AIM OF THE EXERCISE. Gather every line from the entries below that includes "page".

RECORDS SHOWN.
───
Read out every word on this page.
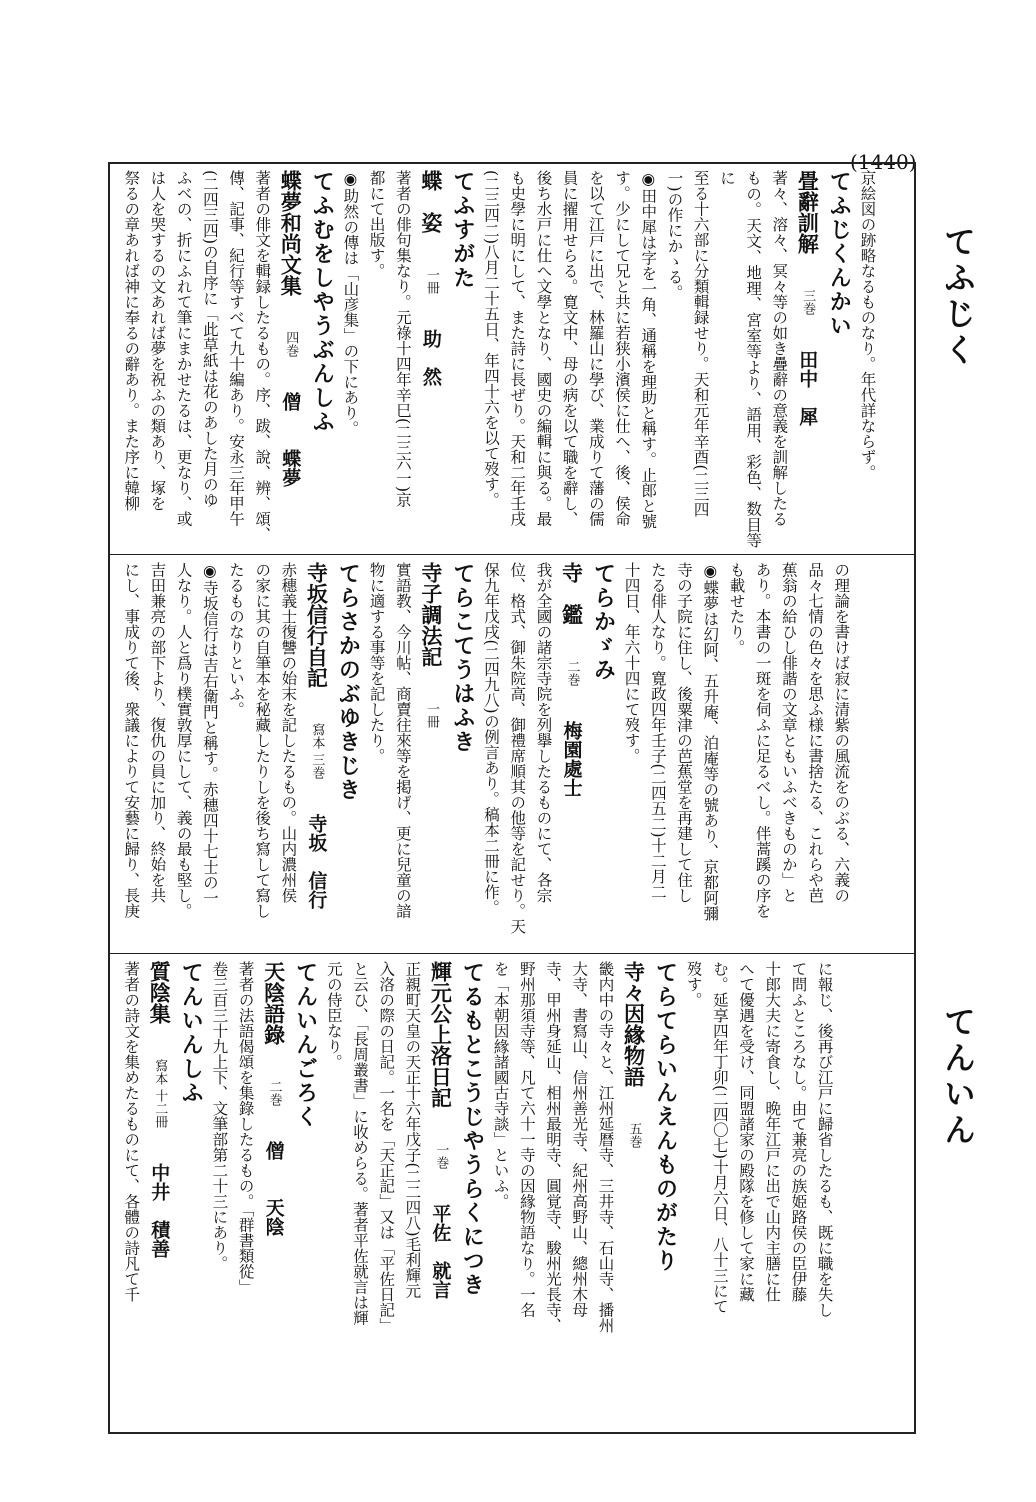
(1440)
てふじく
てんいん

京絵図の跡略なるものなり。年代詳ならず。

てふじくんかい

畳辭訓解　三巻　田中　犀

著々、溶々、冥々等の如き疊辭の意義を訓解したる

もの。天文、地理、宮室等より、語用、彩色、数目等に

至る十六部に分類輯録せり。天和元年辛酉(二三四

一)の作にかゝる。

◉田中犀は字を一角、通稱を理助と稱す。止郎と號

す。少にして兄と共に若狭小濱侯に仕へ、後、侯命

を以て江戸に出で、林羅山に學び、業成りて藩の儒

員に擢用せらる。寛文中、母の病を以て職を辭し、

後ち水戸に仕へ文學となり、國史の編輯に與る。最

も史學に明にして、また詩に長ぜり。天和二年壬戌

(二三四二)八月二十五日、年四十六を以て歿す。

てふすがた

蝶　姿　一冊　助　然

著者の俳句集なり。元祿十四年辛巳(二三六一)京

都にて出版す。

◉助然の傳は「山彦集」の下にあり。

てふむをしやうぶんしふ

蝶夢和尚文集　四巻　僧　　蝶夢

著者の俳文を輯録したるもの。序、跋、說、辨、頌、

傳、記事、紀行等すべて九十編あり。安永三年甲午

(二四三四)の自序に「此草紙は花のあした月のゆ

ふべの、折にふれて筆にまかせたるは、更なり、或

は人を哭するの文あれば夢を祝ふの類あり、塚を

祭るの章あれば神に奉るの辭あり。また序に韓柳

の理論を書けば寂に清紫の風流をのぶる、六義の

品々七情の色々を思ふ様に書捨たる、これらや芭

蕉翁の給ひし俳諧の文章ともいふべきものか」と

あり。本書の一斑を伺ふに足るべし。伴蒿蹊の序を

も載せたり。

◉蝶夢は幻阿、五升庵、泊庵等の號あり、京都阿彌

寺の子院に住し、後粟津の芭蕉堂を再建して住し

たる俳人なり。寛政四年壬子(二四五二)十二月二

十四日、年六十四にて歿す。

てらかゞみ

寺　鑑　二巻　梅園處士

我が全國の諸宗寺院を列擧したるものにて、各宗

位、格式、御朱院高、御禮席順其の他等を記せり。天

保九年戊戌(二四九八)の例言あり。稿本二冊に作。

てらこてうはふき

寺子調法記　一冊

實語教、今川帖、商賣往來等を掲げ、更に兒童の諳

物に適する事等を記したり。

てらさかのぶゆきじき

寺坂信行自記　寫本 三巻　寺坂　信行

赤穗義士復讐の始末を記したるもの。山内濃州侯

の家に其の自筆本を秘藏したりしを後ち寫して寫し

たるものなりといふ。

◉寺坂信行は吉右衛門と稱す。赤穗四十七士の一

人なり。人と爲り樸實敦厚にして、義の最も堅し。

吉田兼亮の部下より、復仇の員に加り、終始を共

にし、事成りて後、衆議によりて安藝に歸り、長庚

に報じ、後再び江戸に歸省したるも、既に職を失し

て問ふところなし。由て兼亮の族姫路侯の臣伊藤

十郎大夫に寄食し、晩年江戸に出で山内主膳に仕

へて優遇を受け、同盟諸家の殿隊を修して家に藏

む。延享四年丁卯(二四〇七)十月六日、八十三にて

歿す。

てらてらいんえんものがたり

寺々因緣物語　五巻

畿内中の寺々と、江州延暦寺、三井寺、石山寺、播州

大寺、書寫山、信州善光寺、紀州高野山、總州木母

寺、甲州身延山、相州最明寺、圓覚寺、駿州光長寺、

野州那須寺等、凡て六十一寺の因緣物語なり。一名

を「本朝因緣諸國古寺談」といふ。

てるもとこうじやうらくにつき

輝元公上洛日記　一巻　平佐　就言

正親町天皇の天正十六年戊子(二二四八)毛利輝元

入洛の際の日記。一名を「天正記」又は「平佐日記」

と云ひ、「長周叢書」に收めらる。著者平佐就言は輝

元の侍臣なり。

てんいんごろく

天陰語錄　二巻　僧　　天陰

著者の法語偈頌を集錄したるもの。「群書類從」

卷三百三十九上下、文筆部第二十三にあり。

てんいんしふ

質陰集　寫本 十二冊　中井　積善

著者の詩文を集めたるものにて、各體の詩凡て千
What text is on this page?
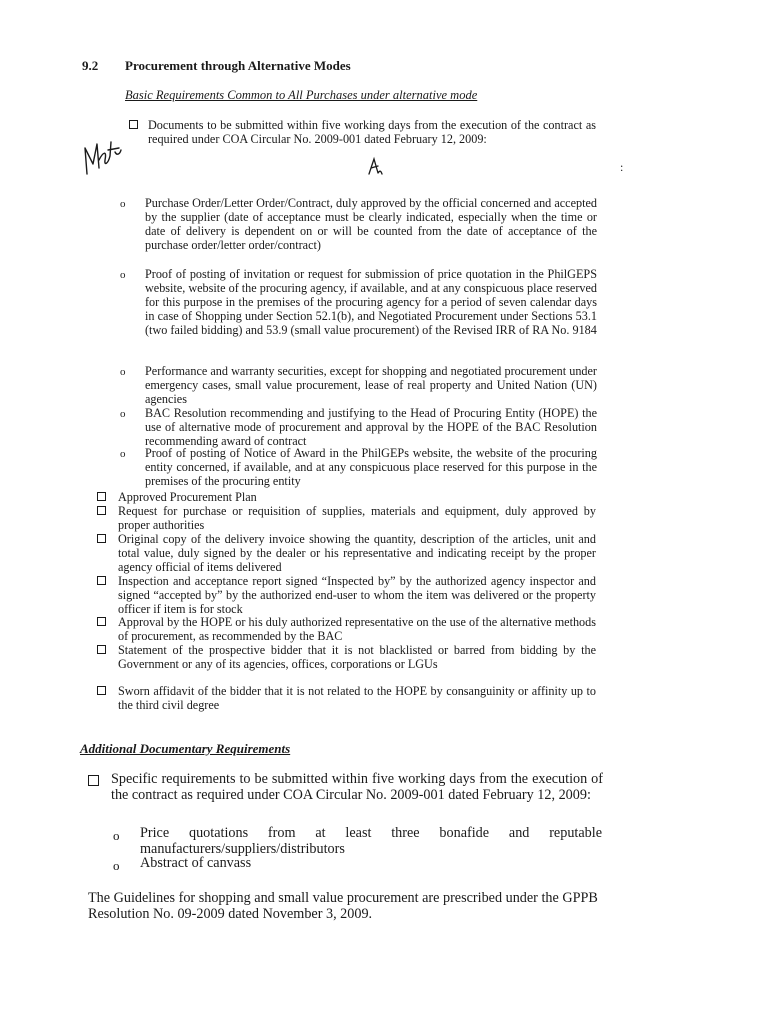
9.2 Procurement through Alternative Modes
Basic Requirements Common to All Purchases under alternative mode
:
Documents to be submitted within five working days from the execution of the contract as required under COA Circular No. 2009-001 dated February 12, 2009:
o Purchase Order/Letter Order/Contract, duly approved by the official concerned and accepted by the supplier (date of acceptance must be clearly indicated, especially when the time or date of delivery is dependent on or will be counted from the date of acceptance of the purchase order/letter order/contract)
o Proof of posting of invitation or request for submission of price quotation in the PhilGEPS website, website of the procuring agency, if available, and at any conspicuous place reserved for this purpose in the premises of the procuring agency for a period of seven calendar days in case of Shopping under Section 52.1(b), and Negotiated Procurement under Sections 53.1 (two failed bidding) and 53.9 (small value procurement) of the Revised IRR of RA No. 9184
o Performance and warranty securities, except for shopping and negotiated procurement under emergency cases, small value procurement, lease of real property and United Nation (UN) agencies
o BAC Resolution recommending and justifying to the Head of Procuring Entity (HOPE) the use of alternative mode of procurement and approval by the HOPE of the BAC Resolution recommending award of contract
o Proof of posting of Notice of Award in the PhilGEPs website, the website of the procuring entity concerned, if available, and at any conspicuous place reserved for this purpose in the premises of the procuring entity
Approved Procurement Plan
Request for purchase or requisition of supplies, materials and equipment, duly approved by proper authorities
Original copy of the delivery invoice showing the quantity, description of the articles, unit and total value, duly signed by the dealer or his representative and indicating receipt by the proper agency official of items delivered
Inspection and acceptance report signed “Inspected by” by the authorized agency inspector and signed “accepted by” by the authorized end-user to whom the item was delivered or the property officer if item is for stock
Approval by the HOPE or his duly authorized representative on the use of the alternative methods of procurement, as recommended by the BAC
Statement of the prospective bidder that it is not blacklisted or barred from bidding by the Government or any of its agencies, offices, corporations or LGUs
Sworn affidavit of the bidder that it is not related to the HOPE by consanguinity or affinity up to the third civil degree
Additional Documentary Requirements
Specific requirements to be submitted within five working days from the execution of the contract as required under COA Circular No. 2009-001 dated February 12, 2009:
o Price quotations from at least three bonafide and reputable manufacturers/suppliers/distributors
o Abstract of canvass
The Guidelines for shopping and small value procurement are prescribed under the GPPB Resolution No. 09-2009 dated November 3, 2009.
───
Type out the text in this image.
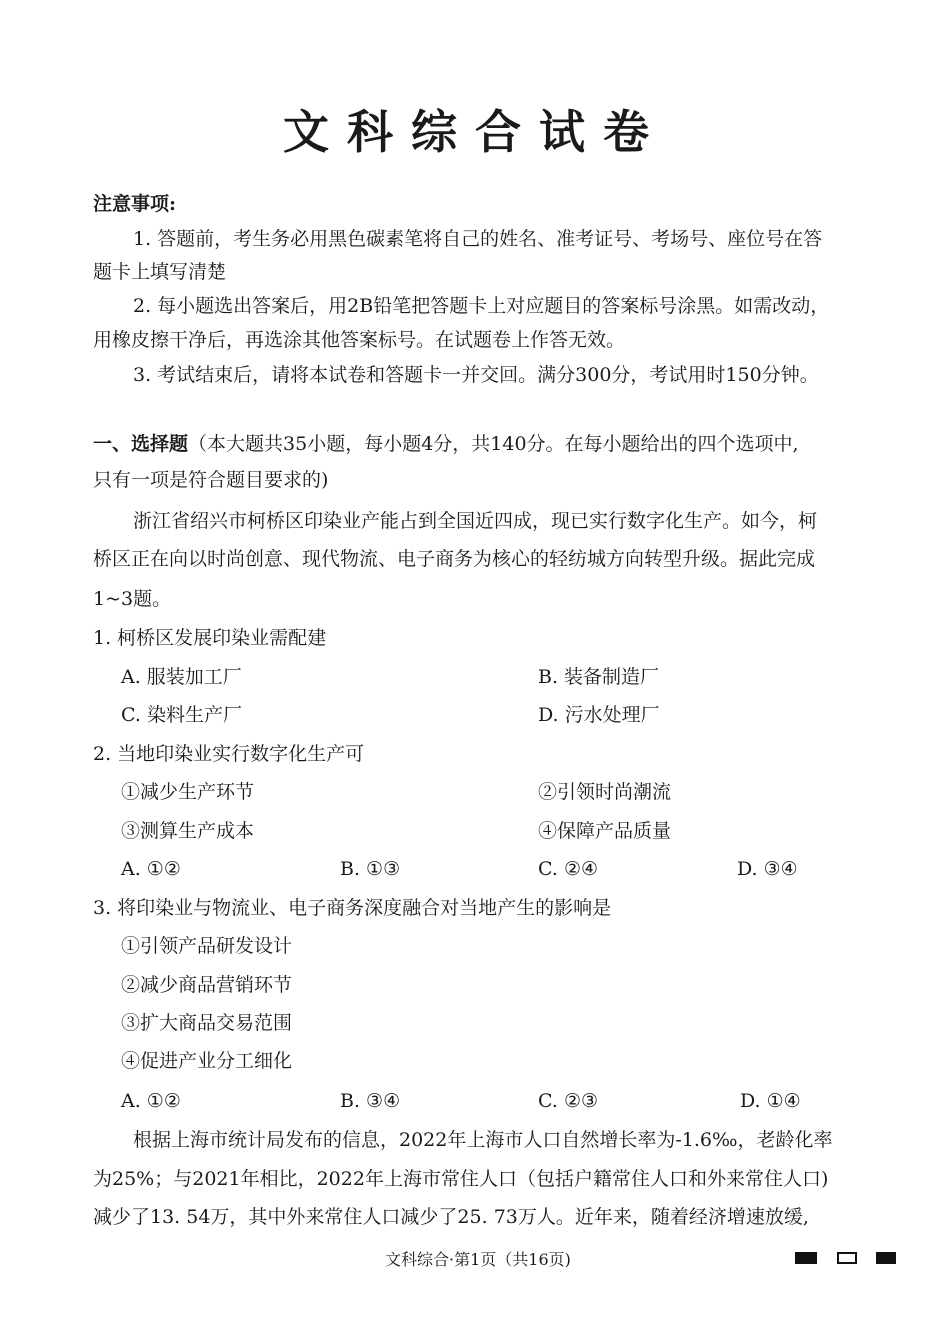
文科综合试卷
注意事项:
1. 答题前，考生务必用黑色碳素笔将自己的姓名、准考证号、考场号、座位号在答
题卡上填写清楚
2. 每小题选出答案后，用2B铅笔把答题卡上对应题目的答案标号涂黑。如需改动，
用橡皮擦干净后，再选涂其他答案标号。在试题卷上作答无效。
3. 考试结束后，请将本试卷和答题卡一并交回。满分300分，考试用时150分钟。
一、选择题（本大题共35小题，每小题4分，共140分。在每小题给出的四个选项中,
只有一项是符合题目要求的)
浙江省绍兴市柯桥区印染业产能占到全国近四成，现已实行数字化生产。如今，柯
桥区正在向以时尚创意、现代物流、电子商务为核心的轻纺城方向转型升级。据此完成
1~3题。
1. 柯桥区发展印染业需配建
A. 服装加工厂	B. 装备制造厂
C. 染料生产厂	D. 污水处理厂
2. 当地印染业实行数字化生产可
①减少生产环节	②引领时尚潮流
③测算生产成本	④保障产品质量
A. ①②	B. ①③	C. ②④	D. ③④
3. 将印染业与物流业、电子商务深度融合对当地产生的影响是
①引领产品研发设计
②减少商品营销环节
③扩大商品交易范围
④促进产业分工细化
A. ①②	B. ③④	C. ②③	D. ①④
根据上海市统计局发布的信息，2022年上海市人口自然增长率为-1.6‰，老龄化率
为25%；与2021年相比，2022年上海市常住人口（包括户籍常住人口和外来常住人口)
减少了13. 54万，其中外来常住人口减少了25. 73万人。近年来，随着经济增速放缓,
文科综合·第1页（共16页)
───
ANSWER.
Read out every word on this page.
What text is on this page?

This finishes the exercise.